start Extracted information
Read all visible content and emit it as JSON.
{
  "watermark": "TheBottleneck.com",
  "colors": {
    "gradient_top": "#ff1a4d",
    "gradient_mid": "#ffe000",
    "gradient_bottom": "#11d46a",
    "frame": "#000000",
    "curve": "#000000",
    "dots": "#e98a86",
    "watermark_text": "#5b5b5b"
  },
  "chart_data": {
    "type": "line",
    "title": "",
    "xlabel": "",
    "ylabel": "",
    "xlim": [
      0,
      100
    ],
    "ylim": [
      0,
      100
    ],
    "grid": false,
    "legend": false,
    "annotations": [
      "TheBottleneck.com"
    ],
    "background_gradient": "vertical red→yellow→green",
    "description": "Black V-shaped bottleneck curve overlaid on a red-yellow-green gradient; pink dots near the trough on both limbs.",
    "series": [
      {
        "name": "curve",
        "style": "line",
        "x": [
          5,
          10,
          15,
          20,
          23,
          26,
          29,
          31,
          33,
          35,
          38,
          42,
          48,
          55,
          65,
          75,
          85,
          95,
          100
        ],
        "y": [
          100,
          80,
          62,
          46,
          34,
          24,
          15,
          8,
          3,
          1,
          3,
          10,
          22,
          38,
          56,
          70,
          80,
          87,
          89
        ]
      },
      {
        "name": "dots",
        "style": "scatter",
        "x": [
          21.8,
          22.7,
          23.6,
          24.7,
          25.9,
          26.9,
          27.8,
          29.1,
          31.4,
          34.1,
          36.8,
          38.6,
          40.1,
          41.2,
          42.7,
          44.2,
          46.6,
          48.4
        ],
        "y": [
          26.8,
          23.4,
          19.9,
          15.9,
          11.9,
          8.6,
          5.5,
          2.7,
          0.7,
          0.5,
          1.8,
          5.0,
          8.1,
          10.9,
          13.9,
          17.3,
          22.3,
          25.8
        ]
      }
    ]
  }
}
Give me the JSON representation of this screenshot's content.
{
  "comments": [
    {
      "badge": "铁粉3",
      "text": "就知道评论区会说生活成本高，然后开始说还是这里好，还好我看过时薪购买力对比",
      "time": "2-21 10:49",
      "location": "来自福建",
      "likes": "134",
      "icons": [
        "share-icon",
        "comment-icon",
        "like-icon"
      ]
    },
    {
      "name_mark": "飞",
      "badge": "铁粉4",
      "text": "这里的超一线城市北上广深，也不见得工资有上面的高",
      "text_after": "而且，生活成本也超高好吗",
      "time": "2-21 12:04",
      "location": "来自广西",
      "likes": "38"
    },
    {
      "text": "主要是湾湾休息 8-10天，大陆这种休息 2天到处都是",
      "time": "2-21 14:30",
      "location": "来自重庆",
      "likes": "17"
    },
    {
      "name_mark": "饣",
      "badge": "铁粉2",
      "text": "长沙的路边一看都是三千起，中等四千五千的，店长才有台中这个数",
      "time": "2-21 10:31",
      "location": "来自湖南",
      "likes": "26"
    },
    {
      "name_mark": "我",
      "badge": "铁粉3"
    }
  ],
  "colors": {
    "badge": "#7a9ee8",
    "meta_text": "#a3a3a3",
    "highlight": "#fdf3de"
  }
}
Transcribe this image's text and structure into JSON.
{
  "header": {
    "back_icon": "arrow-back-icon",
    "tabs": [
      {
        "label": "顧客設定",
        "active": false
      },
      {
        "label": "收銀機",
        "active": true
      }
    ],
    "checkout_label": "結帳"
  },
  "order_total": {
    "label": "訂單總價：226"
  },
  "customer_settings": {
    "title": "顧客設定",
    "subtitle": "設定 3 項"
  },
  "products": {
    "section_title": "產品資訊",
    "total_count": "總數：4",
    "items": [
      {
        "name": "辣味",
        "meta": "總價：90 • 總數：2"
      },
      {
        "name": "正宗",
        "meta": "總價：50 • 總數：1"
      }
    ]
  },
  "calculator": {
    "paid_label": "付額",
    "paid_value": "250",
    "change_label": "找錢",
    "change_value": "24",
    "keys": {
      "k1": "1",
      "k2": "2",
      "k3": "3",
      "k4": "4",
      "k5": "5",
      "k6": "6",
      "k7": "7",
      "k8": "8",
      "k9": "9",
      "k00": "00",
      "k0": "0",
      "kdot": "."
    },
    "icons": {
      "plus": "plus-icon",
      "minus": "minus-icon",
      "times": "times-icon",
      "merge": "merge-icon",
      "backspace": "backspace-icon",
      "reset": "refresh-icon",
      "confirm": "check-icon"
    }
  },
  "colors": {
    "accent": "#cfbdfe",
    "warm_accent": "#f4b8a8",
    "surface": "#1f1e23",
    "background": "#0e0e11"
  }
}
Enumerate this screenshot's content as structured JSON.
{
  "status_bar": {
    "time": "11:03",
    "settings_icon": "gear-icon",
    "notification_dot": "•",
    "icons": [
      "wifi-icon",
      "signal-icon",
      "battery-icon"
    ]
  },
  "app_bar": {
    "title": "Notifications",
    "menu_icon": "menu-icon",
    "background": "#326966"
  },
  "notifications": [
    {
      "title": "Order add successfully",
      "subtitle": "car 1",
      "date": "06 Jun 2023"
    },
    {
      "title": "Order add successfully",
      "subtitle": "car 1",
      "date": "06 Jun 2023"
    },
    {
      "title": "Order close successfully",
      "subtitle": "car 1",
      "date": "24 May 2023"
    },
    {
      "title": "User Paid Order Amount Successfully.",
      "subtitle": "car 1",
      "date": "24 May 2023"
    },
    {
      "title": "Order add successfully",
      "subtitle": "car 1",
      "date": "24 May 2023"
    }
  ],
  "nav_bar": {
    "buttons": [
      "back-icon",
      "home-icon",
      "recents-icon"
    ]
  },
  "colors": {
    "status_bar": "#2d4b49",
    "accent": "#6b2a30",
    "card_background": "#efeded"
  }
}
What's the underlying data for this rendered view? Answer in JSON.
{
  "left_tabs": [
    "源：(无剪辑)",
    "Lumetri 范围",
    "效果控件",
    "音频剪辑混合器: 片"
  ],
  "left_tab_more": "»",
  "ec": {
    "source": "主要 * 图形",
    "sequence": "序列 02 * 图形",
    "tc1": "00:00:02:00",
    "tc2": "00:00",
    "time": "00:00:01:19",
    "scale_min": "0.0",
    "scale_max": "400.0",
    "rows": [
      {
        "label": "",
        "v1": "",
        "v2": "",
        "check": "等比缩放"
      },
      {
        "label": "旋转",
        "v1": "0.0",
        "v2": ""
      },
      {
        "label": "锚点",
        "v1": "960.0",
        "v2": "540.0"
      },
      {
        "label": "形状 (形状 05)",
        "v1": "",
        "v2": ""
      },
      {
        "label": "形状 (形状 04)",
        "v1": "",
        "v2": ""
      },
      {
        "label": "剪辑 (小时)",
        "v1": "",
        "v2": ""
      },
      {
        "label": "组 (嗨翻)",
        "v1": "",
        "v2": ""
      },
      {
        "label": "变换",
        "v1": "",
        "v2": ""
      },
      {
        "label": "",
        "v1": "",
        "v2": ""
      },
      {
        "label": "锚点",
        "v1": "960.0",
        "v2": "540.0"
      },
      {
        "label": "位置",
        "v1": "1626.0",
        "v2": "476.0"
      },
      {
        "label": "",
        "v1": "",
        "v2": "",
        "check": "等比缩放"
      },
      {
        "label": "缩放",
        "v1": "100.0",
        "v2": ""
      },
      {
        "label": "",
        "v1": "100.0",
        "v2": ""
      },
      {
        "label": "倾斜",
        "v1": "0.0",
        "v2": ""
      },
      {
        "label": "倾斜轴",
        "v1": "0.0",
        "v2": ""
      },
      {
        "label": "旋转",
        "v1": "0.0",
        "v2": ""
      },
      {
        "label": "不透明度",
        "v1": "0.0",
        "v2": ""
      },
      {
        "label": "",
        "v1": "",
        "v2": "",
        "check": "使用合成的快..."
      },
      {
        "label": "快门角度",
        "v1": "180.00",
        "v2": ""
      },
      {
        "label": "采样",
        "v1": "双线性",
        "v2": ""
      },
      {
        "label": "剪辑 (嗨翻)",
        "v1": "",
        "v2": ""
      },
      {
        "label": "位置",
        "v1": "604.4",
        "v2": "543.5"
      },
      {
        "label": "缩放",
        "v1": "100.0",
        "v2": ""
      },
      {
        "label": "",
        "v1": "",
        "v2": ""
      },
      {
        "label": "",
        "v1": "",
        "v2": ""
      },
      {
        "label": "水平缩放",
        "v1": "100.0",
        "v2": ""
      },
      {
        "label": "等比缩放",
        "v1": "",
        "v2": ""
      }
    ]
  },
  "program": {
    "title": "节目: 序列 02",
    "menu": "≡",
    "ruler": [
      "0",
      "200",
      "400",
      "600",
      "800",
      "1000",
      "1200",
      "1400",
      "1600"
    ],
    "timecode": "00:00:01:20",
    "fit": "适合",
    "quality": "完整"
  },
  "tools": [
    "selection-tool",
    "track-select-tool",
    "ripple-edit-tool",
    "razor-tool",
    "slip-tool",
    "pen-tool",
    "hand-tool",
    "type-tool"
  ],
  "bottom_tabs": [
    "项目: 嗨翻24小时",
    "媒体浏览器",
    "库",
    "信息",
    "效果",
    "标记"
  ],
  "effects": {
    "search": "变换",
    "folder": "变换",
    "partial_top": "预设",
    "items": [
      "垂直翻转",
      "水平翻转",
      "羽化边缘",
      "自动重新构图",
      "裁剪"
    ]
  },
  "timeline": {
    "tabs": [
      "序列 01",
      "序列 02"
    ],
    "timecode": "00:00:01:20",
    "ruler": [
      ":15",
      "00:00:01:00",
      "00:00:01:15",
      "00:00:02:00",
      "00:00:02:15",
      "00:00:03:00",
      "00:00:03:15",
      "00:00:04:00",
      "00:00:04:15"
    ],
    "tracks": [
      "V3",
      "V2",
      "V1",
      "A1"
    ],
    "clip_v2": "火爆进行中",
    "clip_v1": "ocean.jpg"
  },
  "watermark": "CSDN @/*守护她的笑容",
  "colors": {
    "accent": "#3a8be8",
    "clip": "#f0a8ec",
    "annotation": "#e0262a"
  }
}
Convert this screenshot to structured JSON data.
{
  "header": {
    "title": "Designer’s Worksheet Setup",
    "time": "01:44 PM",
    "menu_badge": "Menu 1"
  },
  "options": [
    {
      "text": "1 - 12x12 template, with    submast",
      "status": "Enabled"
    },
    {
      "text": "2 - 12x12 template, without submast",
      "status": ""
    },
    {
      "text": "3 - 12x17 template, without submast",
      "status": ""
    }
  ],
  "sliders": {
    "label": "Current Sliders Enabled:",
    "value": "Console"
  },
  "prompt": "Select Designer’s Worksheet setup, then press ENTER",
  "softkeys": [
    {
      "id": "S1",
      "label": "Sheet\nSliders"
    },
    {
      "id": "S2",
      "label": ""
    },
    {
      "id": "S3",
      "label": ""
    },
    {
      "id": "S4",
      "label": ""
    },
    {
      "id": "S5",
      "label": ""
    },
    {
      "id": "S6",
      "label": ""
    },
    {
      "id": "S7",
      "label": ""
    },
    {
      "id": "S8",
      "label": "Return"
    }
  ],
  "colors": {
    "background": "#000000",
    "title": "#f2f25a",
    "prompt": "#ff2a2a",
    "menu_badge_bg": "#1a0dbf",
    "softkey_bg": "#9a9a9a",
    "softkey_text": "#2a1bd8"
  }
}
end Extracted information
## Stated exercise
The word "TheBottleneck" may appear on some lines. Report how many lines hold it, giving the number alone.

## Correct response
2